- Exercise details
If "TOTAL" shows up in a line of the material, return that line.

- Exercise materials
>>>
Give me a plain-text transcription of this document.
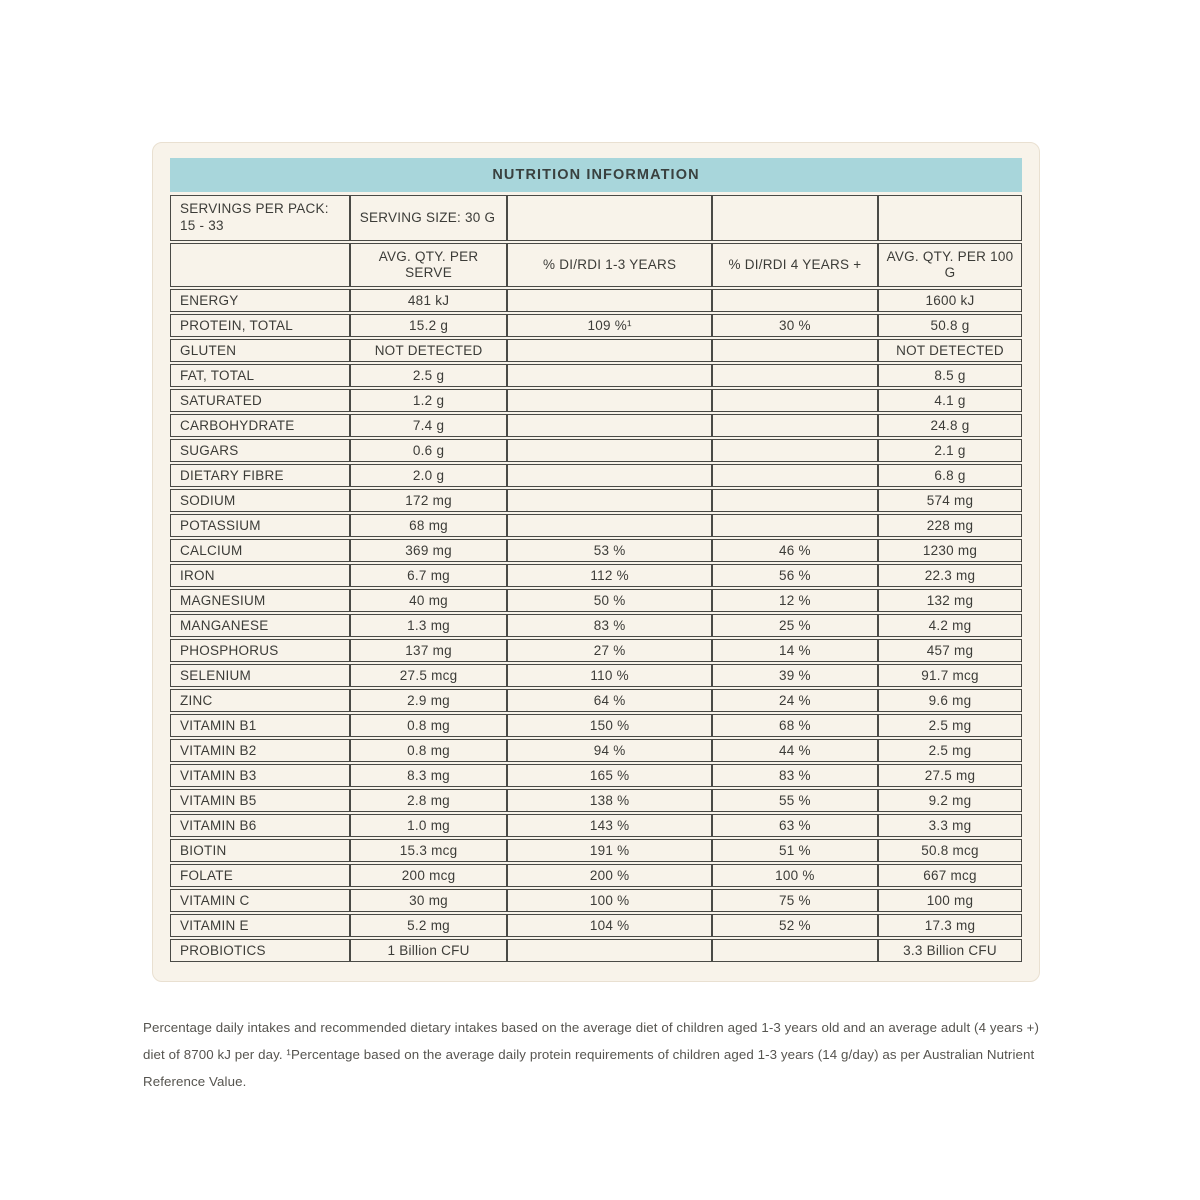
NUTRITION INFORMATION
SERVINGS PER PACK: 15 - 33	SERVING SIZE: 30 G			
	AVG. QTY. PER SERVE	% DI/RDI 1-3 YEARS	% DI/RDI 4 YEARS +	AVG. QTY. PER 100 G
ENERGY	481 kJ			1600 kJ
PROTEIN, TOTAL	15.2 g	109 %¹	30 %	50.8 g
GLUTEN	NOT DETECTED			NOT DETECTED
FAT, TOTAL	2.5 g			8.5 g
SATURATED	1.2 g			4.1 g
CARBOHYDRATE	7.4 g			24.8 g
SUGARS	0.6 g			2.1 g
DIETARY FIBRE	2.0 g			6.8 g
SODIUM	172 mg			574 mg
POTASSIUM	68 mg			228 mg
CALCIUM	369 mg	53 %	46 %	1230 mg
IRON	6.7 mg	112 %	56 %	22.3 mg
MAGNESIUM	40 mg	50 %	12 %	132 mg
MANGANESE	1.3 mg	83 %	25 %	4.2 mg
PHOSPHORUS	137 mg	27 %	14 %	457 mg
SELENIUM	27.5 mcg	110 %	39 %	91.7 mcg
ZINC	2.9 mg	64 %	24 %	9.6 mg
VITAMIN B1	0.8 mg	150 %	68 %	2.5 mg
VITAMIN B2	0.8 mg	94 %	44 %	2.5 mg
VITAMIN B3	8.3 mg	165 %	83 %	27.5 mg
VITAMIN B5	2.8 mg	138 %	55 %	9.2 mg
VITAMIN B6	1.0 mg	143 %	63 %	3.3 mg
BIOTIN	15.3 mcg	191 %	51 %	50.8 mcg
FOLATE	200 mcg	200 %	100 %	667 mcg
VITAMIN C	30 mg	100 %	75 %	100 mg
VITAMIN E	5.2 mg	104 %	52 %	17.3 mg
PROBIOTICS	1 Billion CFU			3.3 Billion CFU
Percentage daily intakes and recommended dietary intakes based on the average diet of children aged 1-3 years old and an average adult (4 years +) diet of 8700 kJ per day. ¹Percentage based on the average daily protein requirements of children aged 1-3 years (14 g/day) as per Australian Nutrient Reference Value.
<<<
- Answer to the problem
PROTEIN, TOTAL	15.2 g	109 %¹	30 %	50.8 g
FAT, TOTAL	2.5 g			8.5 g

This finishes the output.